REQUIRED TASK:
The records that follow are to be repeated exactly, with the pictures removed.

RECORDS SUPPLIED:
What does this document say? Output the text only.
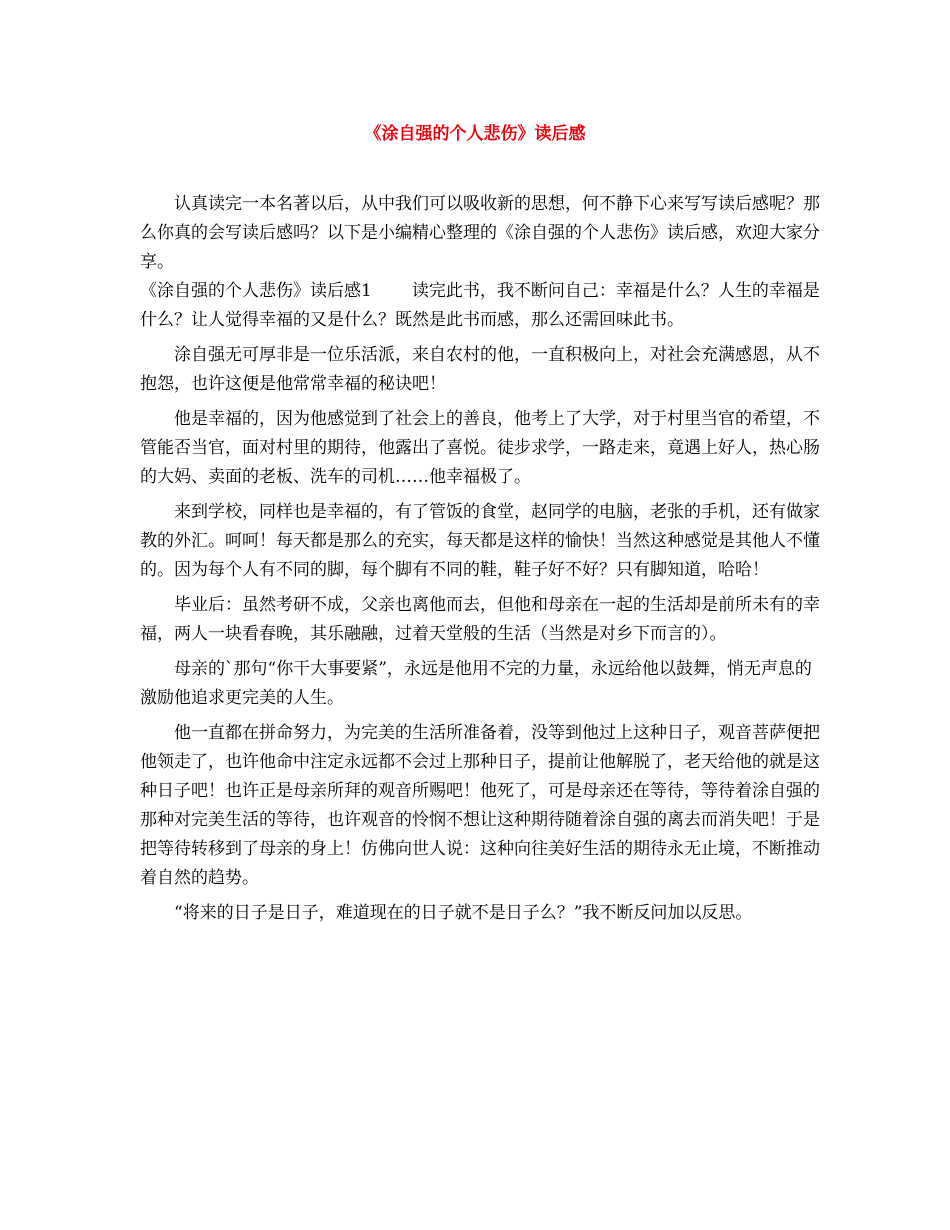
《涂自强的个人悲伤》读后感

认真读完一本名著以后，从中我们可以吸收新的思想，何不静下心来写写读后感呢？那么你真的会写读后感吗？以下是小编精心整理的《涂自强的个人悲伤》读后感，欢迎大家分享。

《涂自强的个人悲伤》读后感1 读完此书，我不断问自己：幸福是什么？人生的幸福是什么？让人觉得幸福的又是什么？既然是此书而感，那么还需回味此书。

涂自强无可厚非是一位乐活派，来自农村的他，一直积极向上，对社会充满感恩，从不抱怨，也许这便是他常常幸福的秘诀吧！

他是幸福的，因为他感觉到了社会上的善良，他考上了大学，对于村里当官的希望，不管能否当官，面对村里的期待，他露出了喜悦。徒步求学，一路走来，竟遇上好人，热心肠的大妈、卖面的老板、洗车的司机……他幸福极了。

来到学校，同样也是幸福的，有了管饭的食堂，赵同学的电脑，老张的手机，还有做家教的外汇。呵呵！每天都是那么的充实，每天都是这样的愉快！当然这种感觉是其他人不懂的。因为每个人有不同的脚，每个脚有不同的鞋，鞋子好不好？只有脚知道，哈哈！

毕业后：虽然考研不成，父亲也离他而去，但他和母亲在一起的生活却是前所未有的幸福，两人一块看春晚，其乐融融，过着天堂般的生活（当然是对乡下而言的）。

母亲的`那句“你干大事要紧”，永远是他用不完的力量，永远给他以鼓舞，悄无声息的激励他追求更完美的人生。

他一直都在拼命努力，为完美的生活所准备着，没等到他过上这种日子，观音菩萨便把他领走了，也许他命中注定永远都不会过上那种日子，提前让他解脱了，老天给他的就是这种日子吧！也许正是母亲所拜的观音所赐吧！他死了，可是母亲还在等待，等待着涂自强的那种对完美生活的等待，也许观音的怜悯不想让这种期待随着涂自强的离去而消失吧！于是把等待转移到了母亲的身上！仿佛向世人说：这种向往美好生活的期待永无止境，不断推动着自然的趋势。

“将来的日子是日子，难道现在的日子就不是日子么？”我不断反问加以反思。
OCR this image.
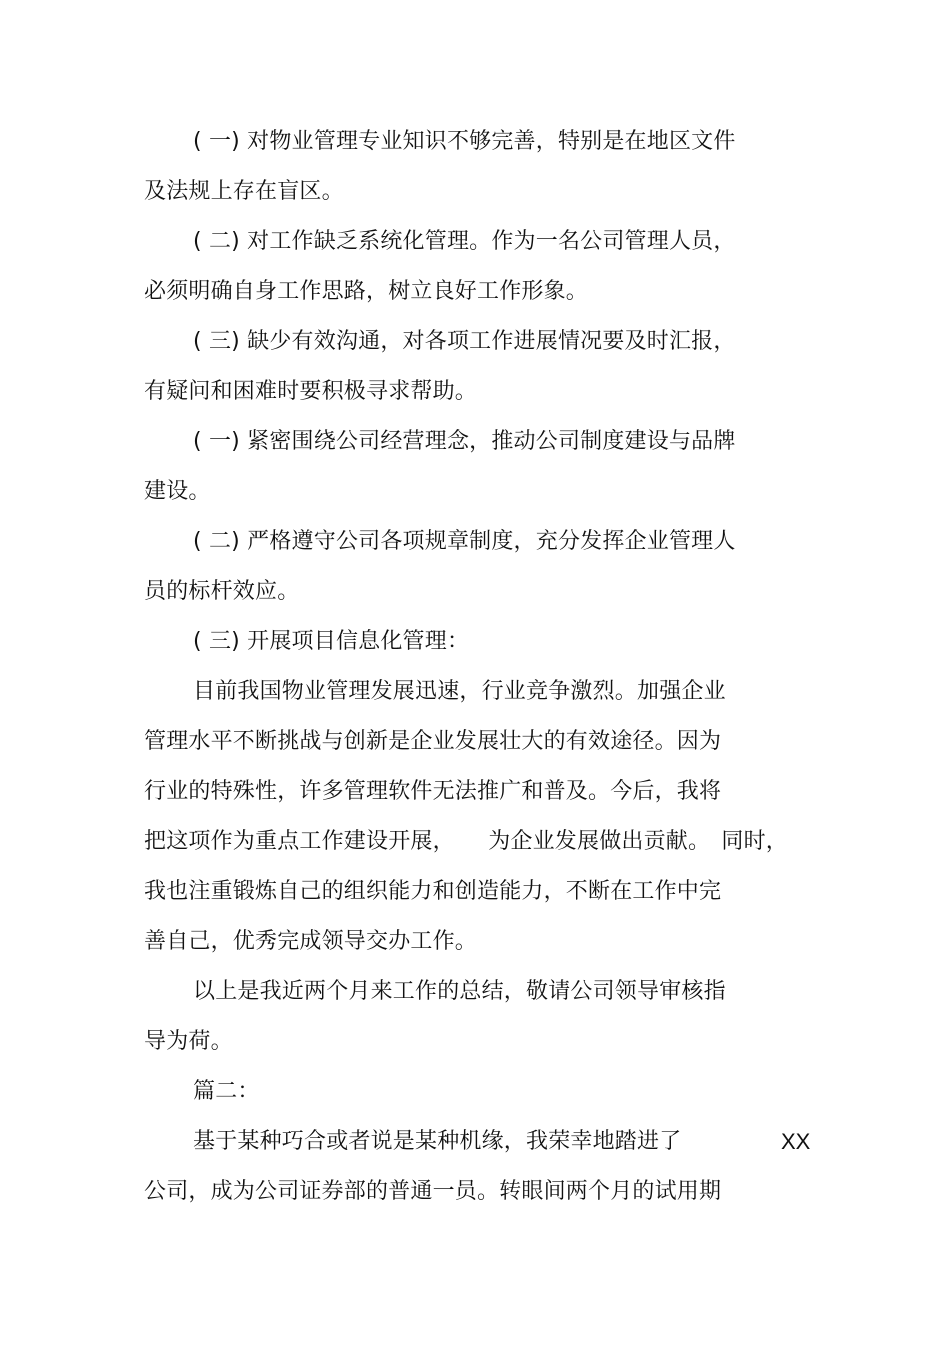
( 一) 对物业管理专业知识不够完善，特别是在地区文件
及法规上存在盲区。
( 二) 对工作缺乏系统化管理。作为一名公司管理人员，
必须明确自身工作思路，树立良好工作形象。
( 三) 缺少有效沟通，对各项工作进展情况要及时汇报，
有疑问和困难时要积极寻求帮助。
( 一) 紧密围绕公司经营理念，推动公司制度建设与品牌
建设。
( 二) 严格遵守公司各项规章制度，充分发挥企业管理人
员的标杆效应。
( 三) 开展项目信息化管理：
目前我国物业管理发展迅速，行业竞争激烈。加强企业
管理水平不断挑战与创新是企业发展壮大的有效途径。因为
行业的特殊性，许多管理软件无法推广和普及。今后，我将
把这项作为重点工作建设开展，　　为企业发展做出贡献。　同时，
我也注重锻炼自己的组织能力和创造能力，不断在工作中完
善自己，优秀完成领导交办工作。
以上是我近两个月来工作的总结，敬请公司领导审核指
导为荷。
篇二：
基于某种巧合或者说是某种机缘，我荣幸地踏进了	XX
公司，成为公司证券部的普通一员。转眼间两个月的试用期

FINISHED TASK:
What does this document say? Output the text only.
《涂自强的个人悲伤》读后感

认真读完一本名著以后，从中我们可以吸收新的思想，何不静下心来写写读后感呢？那么你真的会写读后感吗？以下是小编精心整理的《涂自强的个人悲伤》读后感，欢迎大家分享。

《涂自强的个人悲伤》读后感1 读完此书，我不断问自己：幸福是什么？人生的幸福是什么？让人觉得幸福的又是什么？既然是此书而感，那么还需回味此书。

涂自强无可厚非是一位乐活派，来自农村的他，一直积极向上，对社会充满感恩，从不抱怨，也许这便是他常常幸福的秘诀吧！

他是幸福的，因为他感觉到了社会上的善良，他考上了大学，对于村里当官的希望，不管能否当官，面对村里的期待，他露出了喜悦。徒步求学，一路走来，竟遇上好人，热心肠的大妈、卖面的老板、洗车的司机……他幸福极了。

来到学校，同样也是幸福的，有了管饭的食堂，赵同学的电脑，老张的手机，还有做家教的外汇。呵呵！每天都是那么的充实，每天都是这样的愉快！当然这种感觉是其他人不懂的。因为每个人有不同的脚，每个脚有不同的鞋，鞋子好不好？只有脚知道，哈哈！

毕业后：虽然考研不成，父亲也离他而去，但他和母亲在一起的生活却是前所未有的幸福，两人一块看春晚，其乐融融，过着天堂般的生活（当然是对乡下而言的）。

母亲的`那句“你干大事要紧”，永远是他用不完的力量，永远给他以鼓舞，悄无声息的激励他追求更完美的人生。

他一直都在拼命努力，为完美的生活所准备着，没等到他过上这种日子，观音菩萨便把他领走了，也许他命中注定永远都不会过上那种日子，提前让他解脱了，老天给他的就是这种日子吧！也许正是母亲所拜的观音所赐吧！他死了，可是母亲还在等待，等待着涂自强的那种对完美生活的等待，也许观音的怜悯不想让这种期待随着涂自强的离去而消失吧！于是把等待转移到了母亲的身上！仿佛向世人说：这种向往美好生活的期待永无止境，不断推动着自然的趋势。

“将来的日子是日子，难道现在的日子就不是日子么？”我不断反问加以反思。
OCR this image.
( 一) 对物业管理专业知识不够完善，特别是在地区文件
及法规上存在盲区。
( 二) 对工作缺乏系统化管理。作为一名公司管理人员，
必须明确自身工作思路，树立良好工作形象。
( 三) 缺少有效沟通，对各项工作进展情况要及时汇报，
有疑问和困难时要积极寻求帮助。
( 一) 紧密围绕公司经营理念，推动公司制度建设与品牌
建设。
( 二) 严格遵守公司各项规章制度，充分发挥企业管理人
员的标杆效应。
( 三) 开展项目信息化管理：
目前我国物业管理发展迅速，行业竞争激烈。加强企业
管理水平不断挑战与创新是企业发展壮大的有效途径。因为
行业的特殊性，许多管理软件无法推广和普及。今后，我将
把这项作为重点工作建设开展，　　为企业发展做出贡献。　同时，
我也注重锻炼自己的组织能力和创造能力，不断在工作中完
善自己，优秀完成领导交办工作。
以上是我近两个月来工作的总结，敬请公司领导审核指
导为荷。
篇二：
基于某种巧合或者说是某种机缘，我荣幸地踏进了	XX
公司，成为公司证券部的普通一员。转眼间两个月的试用期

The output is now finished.